→ What this task involves
Reproduce each line of the material precisely.

→ Saved entries
•••

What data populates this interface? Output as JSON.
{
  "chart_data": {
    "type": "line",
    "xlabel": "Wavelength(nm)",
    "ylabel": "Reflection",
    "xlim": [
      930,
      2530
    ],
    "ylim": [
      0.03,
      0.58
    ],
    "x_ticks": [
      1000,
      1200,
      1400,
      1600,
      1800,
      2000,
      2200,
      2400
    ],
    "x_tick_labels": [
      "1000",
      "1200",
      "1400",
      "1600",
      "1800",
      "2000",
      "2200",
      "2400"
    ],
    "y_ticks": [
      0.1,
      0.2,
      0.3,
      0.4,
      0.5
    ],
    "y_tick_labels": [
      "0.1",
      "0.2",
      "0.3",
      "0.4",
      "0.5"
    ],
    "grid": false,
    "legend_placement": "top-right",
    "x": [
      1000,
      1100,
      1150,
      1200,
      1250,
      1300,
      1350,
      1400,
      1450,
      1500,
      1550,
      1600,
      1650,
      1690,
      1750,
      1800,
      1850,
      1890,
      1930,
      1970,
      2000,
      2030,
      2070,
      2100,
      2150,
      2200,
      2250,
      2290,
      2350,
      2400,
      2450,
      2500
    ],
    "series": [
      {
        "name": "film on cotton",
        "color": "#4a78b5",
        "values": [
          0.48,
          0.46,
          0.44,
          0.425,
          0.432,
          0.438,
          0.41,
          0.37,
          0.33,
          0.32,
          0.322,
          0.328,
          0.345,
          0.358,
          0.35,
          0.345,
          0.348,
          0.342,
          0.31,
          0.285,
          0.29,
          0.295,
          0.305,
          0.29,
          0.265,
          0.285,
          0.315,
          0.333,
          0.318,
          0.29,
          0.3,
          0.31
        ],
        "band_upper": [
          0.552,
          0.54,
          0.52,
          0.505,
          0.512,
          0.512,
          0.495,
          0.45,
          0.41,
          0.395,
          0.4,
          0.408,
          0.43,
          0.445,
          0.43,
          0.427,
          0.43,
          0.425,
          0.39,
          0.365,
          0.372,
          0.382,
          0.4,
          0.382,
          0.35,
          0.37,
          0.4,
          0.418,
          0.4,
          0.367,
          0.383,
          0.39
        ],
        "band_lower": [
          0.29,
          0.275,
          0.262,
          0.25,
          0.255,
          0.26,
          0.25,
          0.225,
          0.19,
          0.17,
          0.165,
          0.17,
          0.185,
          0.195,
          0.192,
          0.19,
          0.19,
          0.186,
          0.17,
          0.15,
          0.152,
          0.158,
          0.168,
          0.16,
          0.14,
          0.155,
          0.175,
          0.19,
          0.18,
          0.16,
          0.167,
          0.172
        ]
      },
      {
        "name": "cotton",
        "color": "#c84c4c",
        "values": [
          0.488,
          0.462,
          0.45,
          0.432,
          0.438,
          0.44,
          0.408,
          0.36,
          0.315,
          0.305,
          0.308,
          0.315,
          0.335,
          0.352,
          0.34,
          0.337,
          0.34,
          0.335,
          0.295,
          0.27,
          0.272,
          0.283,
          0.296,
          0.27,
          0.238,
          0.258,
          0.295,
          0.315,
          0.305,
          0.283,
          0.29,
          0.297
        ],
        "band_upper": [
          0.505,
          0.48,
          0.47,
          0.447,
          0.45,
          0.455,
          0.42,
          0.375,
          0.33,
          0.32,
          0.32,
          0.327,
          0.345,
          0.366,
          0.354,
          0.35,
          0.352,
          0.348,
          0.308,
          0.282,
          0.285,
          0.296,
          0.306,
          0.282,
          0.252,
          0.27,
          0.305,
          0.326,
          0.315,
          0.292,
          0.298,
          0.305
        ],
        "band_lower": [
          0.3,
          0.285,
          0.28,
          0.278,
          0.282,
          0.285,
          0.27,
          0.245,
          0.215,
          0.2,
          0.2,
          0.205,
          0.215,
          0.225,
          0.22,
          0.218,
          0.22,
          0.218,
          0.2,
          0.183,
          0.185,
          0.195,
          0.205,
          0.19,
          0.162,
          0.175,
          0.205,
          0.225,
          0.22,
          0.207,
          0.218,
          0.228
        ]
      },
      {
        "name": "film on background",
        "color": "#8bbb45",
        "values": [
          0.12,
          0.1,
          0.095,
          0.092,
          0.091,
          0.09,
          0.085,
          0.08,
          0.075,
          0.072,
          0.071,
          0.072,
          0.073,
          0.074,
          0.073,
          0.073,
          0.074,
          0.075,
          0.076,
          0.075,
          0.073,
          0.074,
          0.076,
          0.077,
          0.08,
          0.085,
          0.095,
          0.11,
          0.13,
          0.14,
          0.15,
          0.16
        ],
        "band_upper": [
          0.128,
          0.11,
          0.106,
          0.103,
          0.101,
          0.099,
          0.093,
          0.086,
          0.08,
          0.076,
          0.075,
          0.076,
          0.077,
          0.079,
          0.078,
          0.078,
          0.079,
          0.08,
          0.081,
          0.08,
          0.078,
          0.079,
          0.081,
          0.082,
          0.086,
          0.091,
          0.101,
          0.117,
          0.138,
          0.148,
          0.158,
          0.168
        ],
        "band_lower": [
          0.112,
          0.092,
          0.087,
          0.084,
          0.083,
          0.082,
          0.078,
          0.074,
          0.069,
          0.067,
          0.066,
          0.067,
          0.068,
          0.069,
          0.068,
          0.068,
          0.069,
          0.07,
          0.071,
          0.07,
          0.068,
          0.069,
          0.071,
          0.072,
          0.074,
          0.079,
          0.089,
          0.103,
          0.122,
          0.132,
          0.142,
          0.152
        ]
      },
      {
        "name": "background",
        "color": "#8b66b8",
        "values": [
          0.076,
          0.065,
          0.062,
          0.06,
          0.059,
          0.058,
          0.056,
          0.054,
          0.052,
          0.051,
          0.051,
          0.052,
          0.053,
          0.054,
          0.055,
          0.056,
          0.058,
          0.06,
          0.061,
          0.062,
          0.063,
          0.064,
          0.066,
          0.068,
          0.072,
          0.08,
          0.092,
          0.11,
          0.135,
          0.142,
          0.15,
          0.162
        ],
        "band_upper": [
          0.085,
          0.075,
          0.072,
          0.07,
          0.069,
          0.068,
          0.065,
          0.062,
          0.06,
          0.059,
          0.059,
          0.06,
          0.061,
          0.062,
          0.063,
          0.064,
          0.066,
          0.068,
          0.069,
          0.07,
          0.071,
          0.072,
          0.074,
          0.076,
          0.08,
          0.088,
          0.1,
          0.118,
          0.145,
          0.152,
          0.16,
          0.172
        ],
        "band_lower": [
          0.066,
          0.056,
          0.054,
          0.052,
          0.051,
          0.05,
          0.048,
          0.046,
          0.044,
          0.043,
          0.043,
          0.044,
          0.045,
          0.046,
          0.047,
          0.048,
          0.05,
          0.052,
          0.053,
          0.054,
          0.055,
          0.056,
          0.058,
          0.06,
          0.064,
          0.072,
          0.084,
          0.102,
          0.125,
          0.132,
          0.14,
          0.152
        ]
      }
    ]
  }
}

•••

→ Output for this task
What data populates this interface? Output as JSON.
{
  "chart_data": {
    "type": "line",
    "xlabel": "Wavelength(nm)",
    "ylabel": "Reflection",
    "xlim": [
      930,
      2530
    ],
    "ylim": [
      0.03,
      0.58
    ],
    "x_ticks": [
      1000,
      1200,
      1400,
      1600,
      1800,
      2000,
      2200,
      2400
    ],
    "x_tick_labels": [
      "1000",
      "1200",
      "1400",
      "1600",
      "1800",
      "2000",
      "2200",
      "2400"
    ],
    "y_ticks": [
      0.1,
      0.2,
      0.3,
      0.4,
      0.5
    ],
    "y_tick_labels": [
      "0.1",
      "0.2",
      "0.3",
      "0.4",
      "0.5"
    ],
    "grid": false,
    "legend_placement": "top-right",
    "x": [
      1000,
      1100,
      1150,
      1200,
      1250,
      1300,
      1350,
      1400,
      1450,
      1500,
      1550,
      1600,
      1650,
      1690,
      1750,
      1800,
      1850,
      1890,
      1930,
      1970,
      2000,
      2030,
      2070,
      2100,
      2150,
      2200,
      2250,
      2290,
      2350,
      2400,
      2450,
      2500
    ],
    "series": [
      {
        "name": "film on cotton",
        "color": "#4a78b5",
        "values": [
          0.48,
          0.46,
          0.44,
          0.425,
          0.432,
          0.438,
          0.41,
          0.37,
          0.33,
          0.32,
          0.322,
          0.328,
          0.345,
          0.358,
          0.35,
          0.345,
          0.348,
          0.342,
          0.31,
          0.285,
          0.29,
          0.295,
          0.305,
          0.29,
          0.265,
          0.285,
          0.315,
          0.333,
          0.318,
          0.29,
          0.3,
          0.31
        ],
        "band_upper": [
          0.552,
          0.54,
          0.52,
          0.505,
          0.512,
          0.512,
          0.495,
          0.45,
          0.41,
          0.395,
          0.4,
          0.408,
          0.43,
          0.445,
          0.43,
          0.427,
          0.43,
          0.425,
          0.39,
          0.365,
          0.372,
          0.382,
          0.4,
          0.382,
          0.35,
          0.37,
          0.4,
          0.418,
          0.4,
          0.367,
          0.383,
          0.39
        ],
        "band_lower": [
          0.29,
          0.275,
          0.262,
          0.25,
          0.255,
          0.26,
          0.25,
          0.225,
          0.19,
          0.17,
          0.165,
          0.17,
          0.185,
          0.195,
          0.192,
          0.19,
          0.19,
          0.186,
          0.17,
          0.15,
          0.152,
          0.158,
          0.168,
          0.16,
          0.14,
          0.155,
          0.175,
          0.19,
          0.18,
          0.16,
          0.167,
          0.172
        ]
      },
      {
        "name": "cotton",
        "color": "#c84c4c",
        "values": [
          0.488,
          0.462,
          0.45,
          0.432,
          0.438,
          0.44,
          0.408,
          0.36,
          0.315,
          0.305,
          0.308,
          0.315,
          0.335,
          0.352,
          0.34,
          0.337,
          0.34,
          0.335,
          0.295,
          0.27,
          0.272,
          0.283,
          0.296,
          0.27,
          0.238,
          0.258,
          0.295,
          0.315,
          0.305,
          0.283,
          0.29,
          0.297
        ],
        "band_upper": [
          0.505,
          0.48,
          0.47,
          0.447,
          0.45,
          0.455,
          0.42,
          0.375,
          0.33,
          0.32,
          0.32,
          0.327,
          0.345,
          0.366,
          0.354,
          0.35,
          0.352,
          0.348,
          0.308,
          0.282,
          0.285,
          0.296,
          0.306,
          0.282,
          0.252,
          0.27,
          0.305,
          0.326,
          0.315,
          0.292,
          0.298,
          0.305
        ],
        "band_lower": [
          0.3,
          0.285,
          0.28,
          0.278,
          0.282,
          0.285,
          0.27,
          0.245,
          0.215,
          0.2,
          0.2,
          0.205,
          0.215,
          0.225,
          0.22,
          0.218,
          0.22,
          0.218,
          0.2,
          0.183,
          0.185,
          0.195,
          0.205,
          0.19,
          0.162,
          0.175,
          0.205,
          0.225,
          0.22,
          0.207,
          0.218,
          0.228
        ]
      },
      {
        "name": "film on background",
        "color": "#8bbb45",
        "values": [
          0.12,
          0.1,
          0.095,
          0.092,
          0.091,
          0.09,
          0.085,
          0.08,
          0.075,
          0.072,
          0.071,
          0.072,
          0.073,
          0.074,
          0.073,
          0.073,
          0.074,
          0.075,
          0.076,
          0.075,
          0.073,
          0.074,
          0.076,
          0.077,
          0.08,
          0.085,
          0.095,
          0.11,
          0.13,
          0.14,
          0.15,
          0.16
        ],
        "band_upper": [
          0.128,
          0.11,
          0.106,
          0.103,
          0.101,
          0.099,
          0.093,
          0.086,
          0.08,
          0.076,
          0.075,
          0.076,
          0.077,
          0.079,
          0.078,
          0.078,
          0.079,
          0.08,
          0.081,
          0.08,
          0.078,
          0.079,
          0.081,
          0.082,
          0.086,
          0.091,
          0.101,
          0.117,
          0.138,
          0.148,
          0.158,
          0.168
        ],
        "band_lower": [
          0.112,
          0.092,
          0.087,
          0.084,
          0.083,
          0.082,
          0.078,
          0.074,
          0.069,
          0.067,
          0.066,
          0.067,
          0.068,
          0.069,
          0.068,
          0.068,
          0.069,
          0.07,
          0.071,
          0.07,
          0.068,
          0.069,
          0.071,
          0.072,
          0.074,
          0.079,
          0.089,
          0.103,
          0.122,
          0.132,
          0.142,
          0.152
        ]
      },
      {
        "name": "background",
        "color": "#8b66b8",
        "values": [
          0.076,
          0.065,
          0.062,
          0.06,
          0.059,
          0.058,
          0.056,
          0.054,
          0.052,
          0.051,
          0.051,
          0.052,
          0.053,
          0.054,
          0.055,
          0.056,
          0.058,
          0.06,
          0.061,
          0.062,
          0.063,
          0.064,
          0.066,
          0.068,
          0.072,
          0.08,
          0.092,
          0.11,
          0.135,
          0.142,
          0.15,
          0.162
        ],
        "band_upper": [
          0.085,
          0.075,
          0.072,
          0.07,
          0.069,
          0.068,
          0.065,
          0.062,
          0.06,
          0.059,
          0.059,
          0.06,
          0.061,
          0.062,
          0.063,
          0.064,
          0.066,
          0.068,
          0.069,
          0.07,
          0.071,
          0.072,
          0.074,
          0.076,
          0.08,
          0.088,
          0.1,
          0.118,
          0.145,
          0.152,
          0.16,
          0.172
        ],
        "band_lower": [
          0.066,
          0.056,
          0.054,
          0.052,
          0.051,
          0.05,
          0.048,
          0.046,
          0.044,
          0.043,
          0.043,
          0.044,
          0.045,
          0.046,
          0.047,
          0.048,
          0.05,
          0.052,
          0.053,
          0.054,
          0.055,
          0.056,
          0.058,
          0.06,
          0.064,
          0.072,
          0.084,
          0.102,
          0.125,
          0.132,
          0.14,
          0.152
        ]
      }
    ]
  }
}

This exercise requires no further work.